*Task description*
Leave out the pictures and copy every record exactly.

(Data entries for graphics)
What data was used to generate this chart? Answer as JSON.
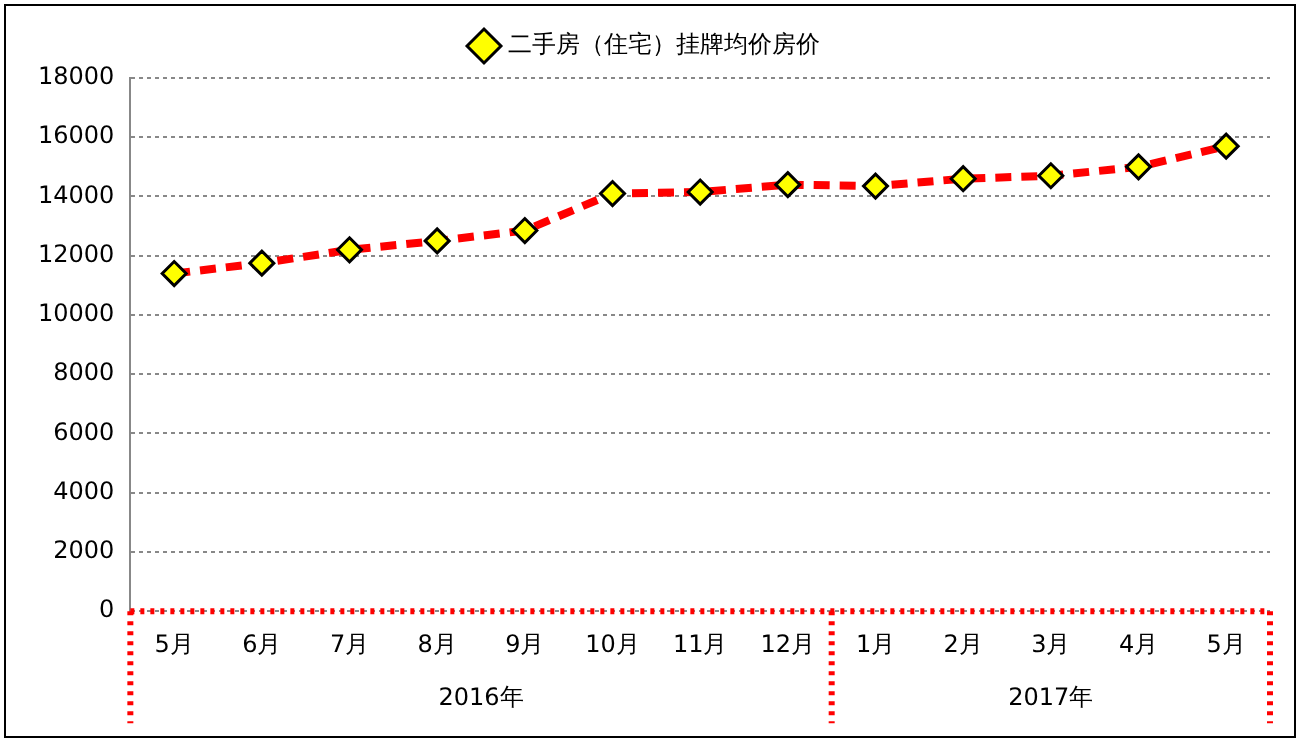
{
  "chart_data": {
    "type": "line",
    "categories": [
      "5月",
      "6月",
      "7月",
      "8月",
      "9月",
      "10月",
      "11月",
      "12月",
      "1月",
      "2月",
      "3月",
      "4月",
      "5月"
    ],
    "series": [
      {
        "name": "二手房（住宅）挂牌均价房价",
        "color": "#ff0000",
        "values": [
          11400,
          11750,
          12200,
          12500,
          12850,
          14100,
          14150,
          14400,
          14350,
          14600,
          14700,
          15000,
          15700
        ]
      }
    ],
    "ylim": [
      0,
      18000
    ],
    "yticks": [
      0,
      2000,
      4000,
      6000,
      8000,
      10000,
      12000,
      14000,
      16000,
      18000
    ],
    "grid": "y",
    "legend": "top",
    "marker": "diamond",
    "line_style": "dashed",
    "annotations": [
      "2016年",
      "2017年"
    ]
  }
}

*Task solution*
What data was used to generate this chart? Answer as JSON.
{
  "chart_data": {
    "type": "line",
    "categories": [
      "5月",
      "6月",
      "7月",
      "8月",
      "9月",
      "10月",
      "11月",
      "12月",
      "1月",
      "2月",
      "3月",
      "4月",
      "5月"
    ],
    "series": [
      {
        "name": "二手房（住宅）挂牌均价房价",
        "color": "#ff0000",
        "values": [
          11400,
          11750,
          12200,
          12500,
          12850,
          14100,
          14150,
          14400,
          14350,
          14600,
          14700,
          15000,
          15700
        ]
      }
    ],
    "ylim": [
      0,
      18000
    ],
    "yticks": [
      0,
      2000,
      4000,
      6000,
      8000,
      10000,
      12000,
      14000,
      16000,
      18000
    ],
    "grid": "y",
    "legend": "top",
    "marker": "diamond",
    "line_style": "dashed",
    "annotations": [
      "2016年",
      "2017年"
    ]
  }
}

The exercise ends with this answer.